Collected data entries:
Start
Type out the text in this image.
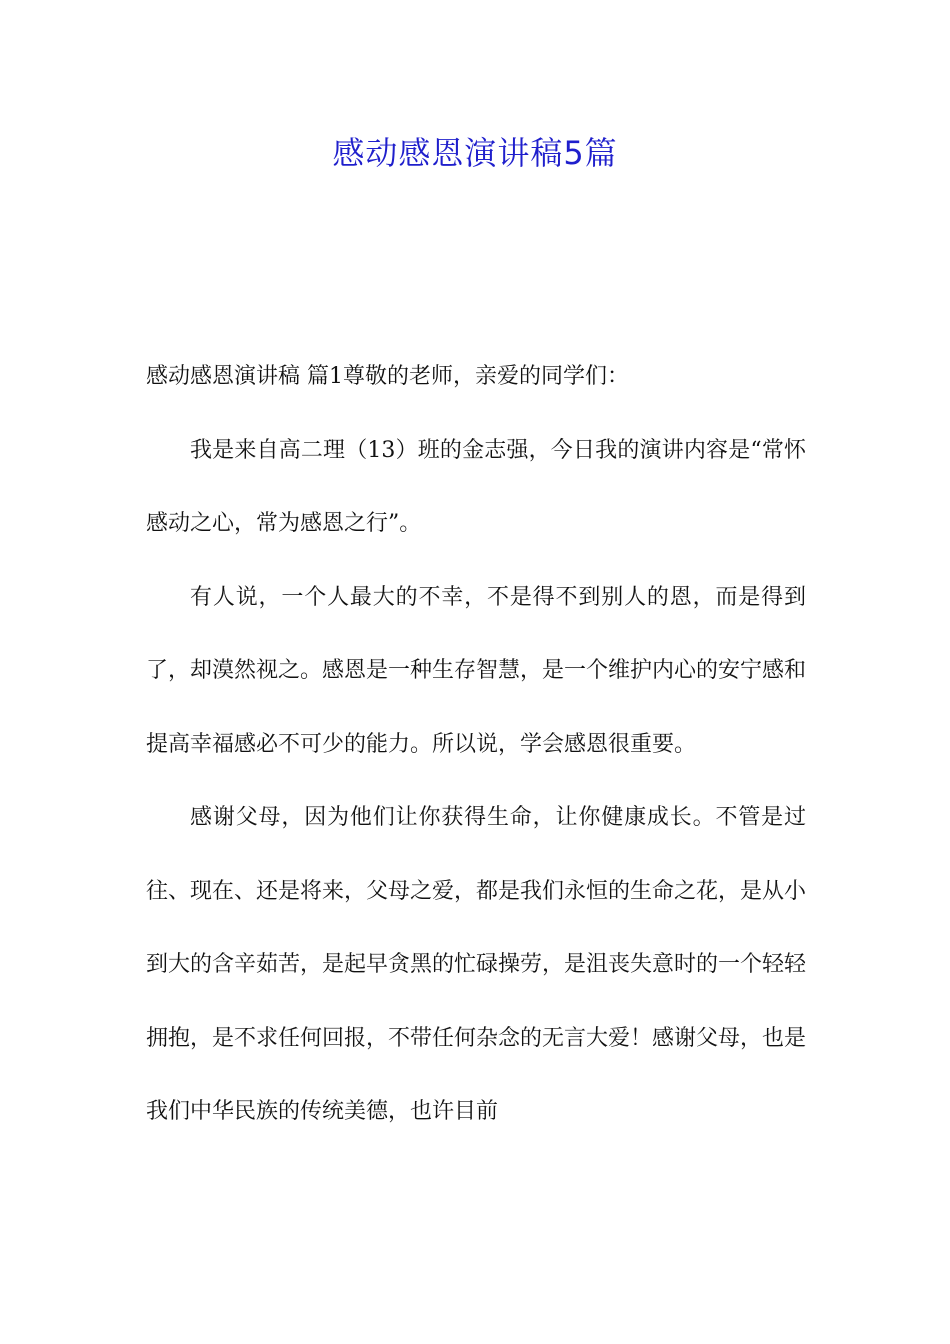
感动感恩演讲稿5篇

感动感恩演讲稿 篇1尊敬的老师，亲爱的同学们：

我是来自高二理（13）班的金志强，今日我的演讲内容是“常怀感动之心，常为感恩之行”。

有人说，一个人最大的不幸，不是得不到别人的恩，而是得到了，却漠然视之。感恩是一种生存智慧，是一个维护内心的安宁感和提高幸福感必不可少的能力。所以说，学会感恩很重要。

感谢父母，因为他们让你获得生命，让你健康成长。不管是过往、现在、还是将来，父母之爱，都是我们永恒的生命之花，是从小到大的含辛茹苦，是起早贪黑的忙碌操劳，是沮丧失意时的一个轻轻拥抱，是不求任何回报，不带任何杂念的无言大爱！感谢父母，也是我们中华民族的传统美德，也许目前
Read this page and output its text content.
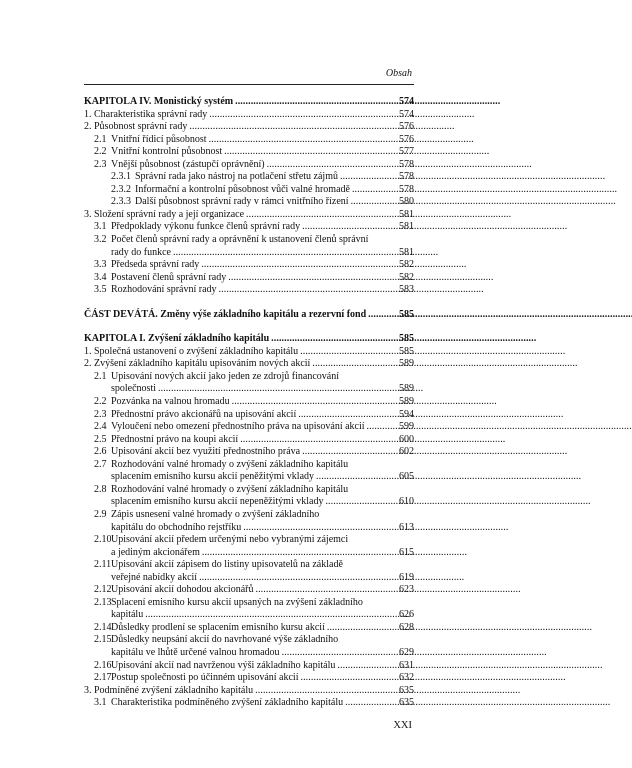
Obsah
KAPITOLA IV. Monistický systém . . .	574
1. Charakteristika správní rady . . .	574
2. Působnost správní rady . . .	576
2.1 Vnitřní řídicí působnost . . .	576
2.2 Vnitřní kontrolní působnost . . .	577
2.3 Vnější působnost (zástupčí oprávnění) . . .	578
2.3.1 Správní rada jako nástroj na potlačení střetu zájmů . . .	578
2.3.2 Informační a kontrolní působnost vůči valné hromadě . . .	578
2.3.3 Další působnost správní rady v rámci vnitřního řízení . . .	580
3. Složení správní rady a její organizace . . .	581
3.1 Předpoklady výkonu funkce členů správní rady . . .	581
3.2 Počet členů správní rady a oprávnění k ustanovení členů správní
rady do funkce . . .	581
3.3 Předseda správní rady . . .	582
3.4 Postavení členů správní rady . . .	582
3.5 Rozhodování správní rady . . .	583
ČÁST DEVÁTÁ. Změny výše základního kapitálu a rezervní fond . . .	585
KAPITOLA I. Zvýšení základního kapitálu . . .	585
1. Společná ustanovení o zvýšení základního kapitálu . . .	585
2. Zvýšení základního kapitálu upisováním nových akcií . . .	589
2.1 Upisování nových akcií jako jeden ze zdrojů financování
společnosti . . .	589
2.2 Pozvánka na valnou hromadu . . .	589
2.3 Přednostní právo akcionářů na upisování akcií . . .	594
2.4 Vyloučení nebo omezení přednostního práva na upisování akcií . . .	599
2.5 Přednostní právo na koupi akcií . . .	600
2.6 Upisování akcií bez využití přednostního práva . . .	602
2.7 Rozhodování valné hromady o zvýšení základního kapitálu
splacením emisního kursu akcií peněžitými vklady . . .	605
2.8 Rozhodování valné hromady o zvýšení základního kapitálu
splacením emisního kursu akcií nepeněžitými vklady . . .	610
2.9 Zápis usnesení valné hromady o zvýšení základního
kapitálu do obchodního rejstříku . . .	613
2.10 Upisování akcií předem určenými nebo vybranými zájemci
a jediným akcionářem . . .	615
2.11 Upisování akcií zápisem do listiny upisovatelů na základě
veřejné nabídky akcií . . .	619
2.12 Upisování akcií dohodou akcionářů . . .	623
2.13 Splacení emisního kursu akcií upsaných na zvýšení základního
kapitálu . . .	626
2.14 Důsledky prodlení se splacením emisního kursu akcií . . .	628
2.15 Důsledky neupsání akcií do navrhované výše základního
kapitálu ve lhůtě určené valnou hromadou . . .	629
2.16 Upisování akcií nad navrženou výši základního kapitálu . . .	631
2.17 Postup společnosti po účinném upisování akcií . . .	632
3. Podmíněné zvýšení základního kapitálu . . .	635
3.1 Charakteristika podmíněného zvýšení základního kapitálu . . .	635
XXI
End
Short exercise –
How many lines in the listing above contain the string "členů"? Answer with the number only.

Result of this exercise –
3